**The problem**
Only a number is required: how many lines of the material contain the word "JSON"?

**Excerpted data**
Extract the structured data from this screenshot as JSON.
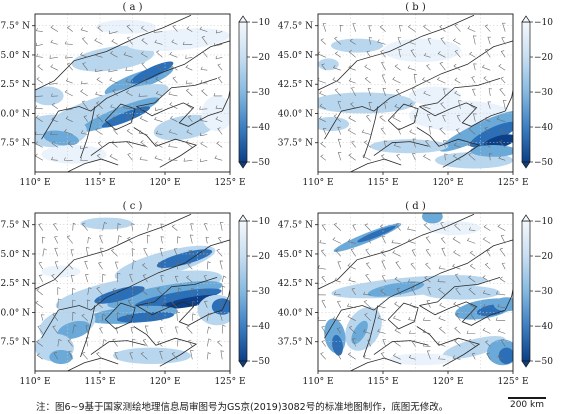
{
  "panels": [
    {
      "id": "a",
      "label": "( a )"
    },
    {
      "id": "b",
      "label": "( b )"
    },
    {
      "id": "c",
      "label": "( c )"
    },
    {
      "id": "d",
      "label": "( d )"
    }
  ],
  "lat_ticks": [
    "47.5° N",
    "45.0° N",
    "42.5° N",
    "40.0° N",
    "37.5° N"
  ],
  "lon_ticks": [
    "110° E",
    "115° E",
    "120° E",
    "125° E"
  ],
  "colorbar_ticks": [
    "−10",
    "−20",
    "−30",
    "−40",
    "−50"
  ],
  "colors": {
    "level_1": "#eaf3fb",
    "level_2": "#b8d6ee",
    "level_3": "#6aa9d8",
    "level_4": "#2a6fb8",
    "level_5": "#0c3f86",
    "border": "#2a2a2a",
    "wind": "#6b6b6b"
  },
  "caption": "注：图6~9基于国家测绘地理信息局审图号为GS京(2019)3082号的标准地图制作，底图无修改。",
  "scalebar": {
    "label": "200 km"
  }
}
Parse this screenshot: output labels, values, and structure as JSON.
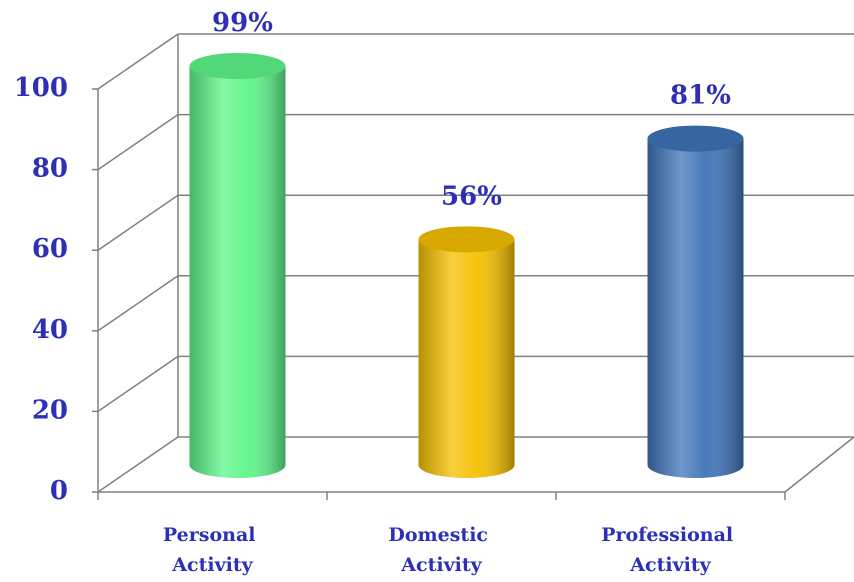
{
  "chart_data": {
    "type": "bar",
    "categories": [
      "Personal Activity",
      "Domestic Activity",
      "Professional Activity"
    ],
    "values": [
      99,
      56,
      81
    ],
    "value_labels": [
      "99%",
      "56%",
      "81%"
    ],
    "colors": [
      "#5ef58a",
      "#f5c000",
      "#3f74b8"
    ],
    "ylim": [
      0,
      100
    ],
    "yticks": [
      0,
      20,
      40,
      60,
      80,
      100
    ],
    "grid": true
  }
}
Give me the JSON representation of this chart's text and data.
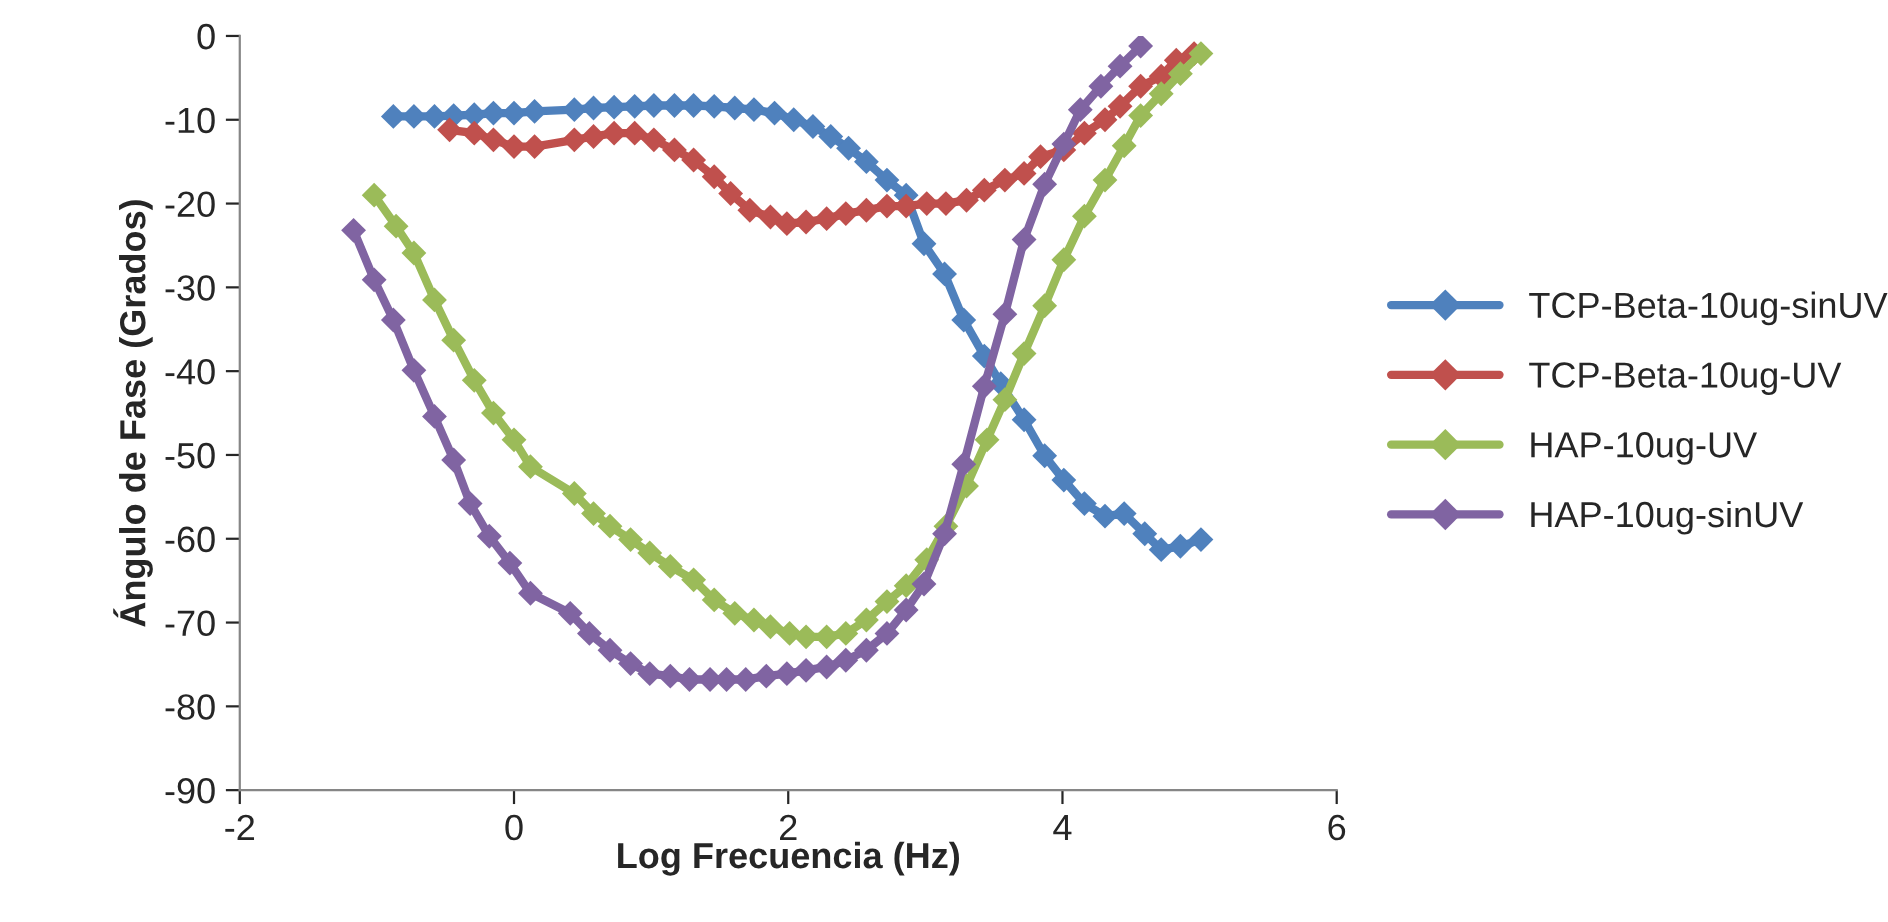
{
  "chart_data": {
    "type": "line",
    "xlabel": "Log Frecuencia (Hz)",
    "ylabel": "Ángulo de Fase (Grados)",
    "xlim": [
      -2,
      6
    ],
    "xticks": [
      -2,
      0,
      2,
      4,
      6
    ],
    "ylim": [
      -90,
      0
    ],
    "yticks": [
      -90,
      -80,
      -70,
      -60,
      -50,
      -40,
      -30,
      -20,
      -10,
      0
    ],
    "grid": false,
    "legend": "right",
    "marker": "diamond",
    "line_style": "solid",
    "series": [
      {
        "name": "TCP-Beta-10ug-sinUV",
        "color": "#4f81bd",
        "x": [
          -0.88,
          -0.73,
          -0.58,
          -0.44,
          -0.29,
          -0.15,
          0,
          0.15,
          0.44,
          0.58,
          0.73,
          0.88,
          1.02,
          1.17,
          1.31,
          1.46,
          1.61,
          1.75,
          1.9,
          2.04,
          2.18,
          2.31,
          2.44,
          2.57,
          2.72,
          2.86,
          2.99,
          3.14,
          3.28,
          3.43,
          3.55,
          3.72,
          3.87,
          4.01,
          4.16,
          4.31,
          4.45,
          4.6,
          4.72,
          4.86,
          5.01
        ],
        "values": [
          -9.6,
          -9.6,
          -9.6,
          -9.5,
          -9.4,
          -9.2,
          -9.2,
          -9.0,
          -8.8,
          -8.6,
          -8.5,
          -8.4,
          -8.3,
          -8.3,
          -8.3,
          -8.4,
          -8.6,
          -8.8,
          -9.2,
          -10.0,
          -10.8,
          -12.0,
          -13.4,
          -15.0,
          -17.2,
          -19.0,
          -24.8,
          -28.4,
          -33.9,
          -38.2,
          -41.5,
          -45.8,
          -50.1,
          -53.0,
          -55.8,
          -57.3,
          -57.0,
          -59.4,
          -61.3,
          -60.9,
          -60.1
        ]
      },
      {
        "name": "TCP-Beta-10ug-UV",
        "color": "#c0504d",
        "x": [
          -0.47,
          -0.29,
          -0.15,
          0,
          0.15,
          0.44,
          0.58,
          0.73,
          0.88,
          1.02,
          1.17,
          1.31,
          1.46,
          1.58,
          1.72,
          1.87,
          1.99,
          2.13,
          2.28,
          2.42,
          2.57,
          2.72,
          2.86,
          3.01,
          3.15,
          3.3,
          3.43,
          3.58,
          3.72,
          3.84,
          4.01,
          4.16,
          4.31,
          4.42,
          4.57,
          4.72,
          4.83,
          4.96
        ],
        "values": [
          -11.2,
          -11.6,
          -12.4,
          -13.2,
          -13.2,
          -12.4,
          -12.0,
          -11.6,
          -11.6,
          -12.4,
          -13.6,
          -14.8,
          -16.8,
          -18.8,
          -20.8,
          -21.6,
          -22.4,
          -22.2,
          -21.8,
          -21.2,
          -20.8,
          -20.3,
          -20.3,
          -20.0,
          -20.0,
          -19.6,
          -18.4,
          -17.2,
          -16.4,
          -14.4,
          -13.6,
          -11.6,
          -10.0,
          -8.4,
          -6.0,
          -4.8,
          -2.9,
          -2.1
        ]
      },
      {
        "name": "HAP-10ug-UV",
        "color": "#9bbb59",
        "x": [
          -1.02,
          -0.86,
          -0.73,
          -0.58,
          -0.44,
          -0.29,
          -0.15,
          0,
          0.12,
          0.44,
          0.58,
          0.7,
          0.85,
          0.99,
          1.14,
          1.31,
          1.46,
          1.61,
          1.75,
          1.87,
          2.01,
          2.13,
          2.28,
          2.42,
          2.57,
          2.72,
          2.86,
          3.01,
          3.15,
          3.3,
          3.45,
          3.58,
          3.72,
          3.87,
          4.01,
          4.16,
          4.31,
          4.45,
          4.57,
          4.72,
          4.86,
          5.01
        ],
        "values": [
          -19,
          -22.7,
          -25.9,
          -31.5,
          -36.3,
          -41.1,
          -45.0,
          -48.2,
          -51.4,
          -54.6,
          -57.0,
          -58.5,
          -60.1,
          -61.7,
          -63.3,
          -64.9,
          -67.3,
          -68.9,
          -69.7,
          -70.5,
          -71.3,
          -71.7,
          -71.7,
          -71.3,
          -69.7,
          -67.5,
          -65.6,
          -62.5,
          -58.5,
          -53.7,
          -48.2,
          -43.4,
          -37.9,
          -32.2,
          -26.7,
          -21.5,
          -17.2,
          -13.1,
          -9.5,
          -6.9,
          -4.5,
          -2.1
        ]
      },
      {
        "name": "HAP-10ug-sinUV",
        "color": "#8064a2",
        "x": [
          -1.17,
          -1.02,
          -0.88,
          -0.73,
          -0.58,
          -0.44,
          -0.32,
          -0.18,
          -0.03,
          0.12,
          0.41,
          0.55,
          0.7,
          0.85,
          0.99,
          1.14,
          1.28,
          1.43,
          1.55,
          1.69,
          1.84,
          1.99,
          2.13,
          2.28,
          2.42,
          2.57,
          2.72,
          2.86,
          2.99,
          3.14,
          3.28,
          3.43,
          3.58,
          3.72,
          3.87,
          4.01,
          4.13,
          4.28,
          4.42,
          4.57
        ],
        "values": [
          -23.2,
          -29.1,
          -33.9,
          -39.9,
          -45.4,
          -50.6,
          -55.8,
          -59.7,
          -62.9,
          -66.5,
          -68.9,
          -71.3,
          -73.3,
          -74.9,
          -76.1,
          -76.4,
          -76.8,
          -76.8,
          -76.8,
          -76.8,
          -76.4,
          -76.1,
          -75.7,
          -75.3,
          -74.5,
          -73.3,
          -71.3,
          -68.5,
          -65.4,
          -59.4,
          -51.1,
          -41.8,
          -33.2,
          -24.3,
          -17.7,
          -12.9,
          -8.8,
          -6.0,
          -3.6,
          -1.2
        ]
      }
    ]
  }
}
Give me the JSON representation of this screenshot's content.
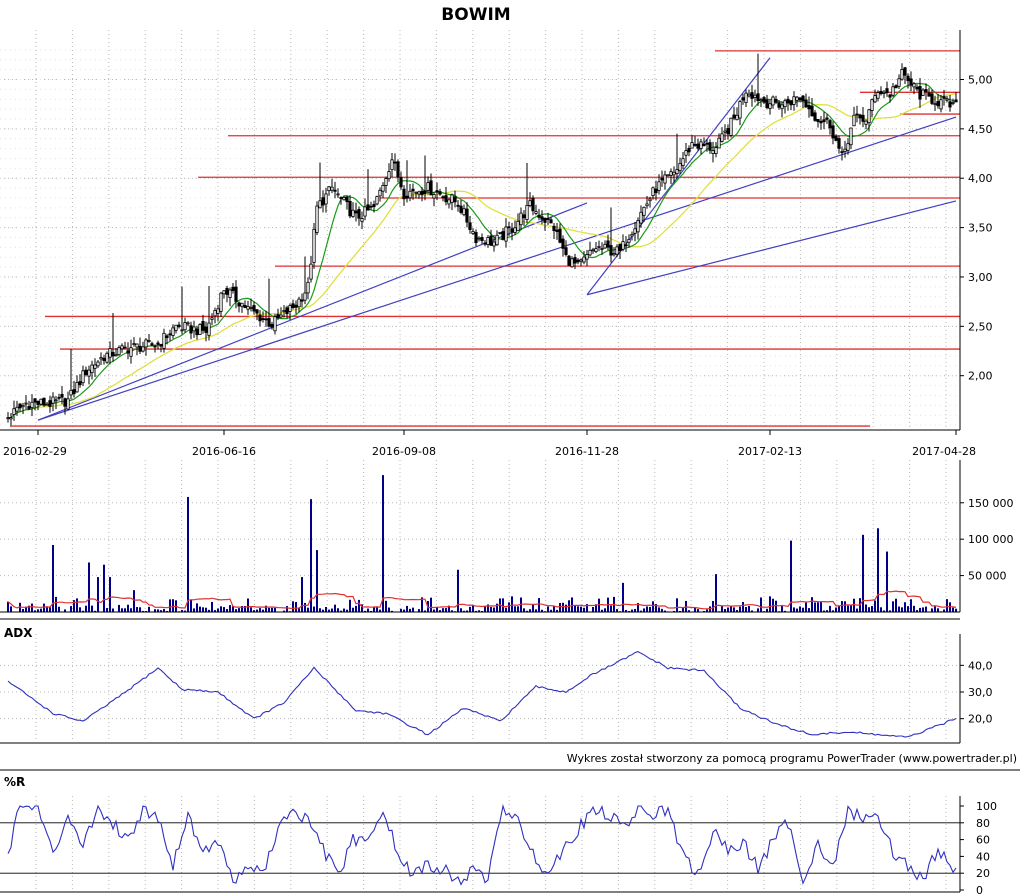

**Task output**
4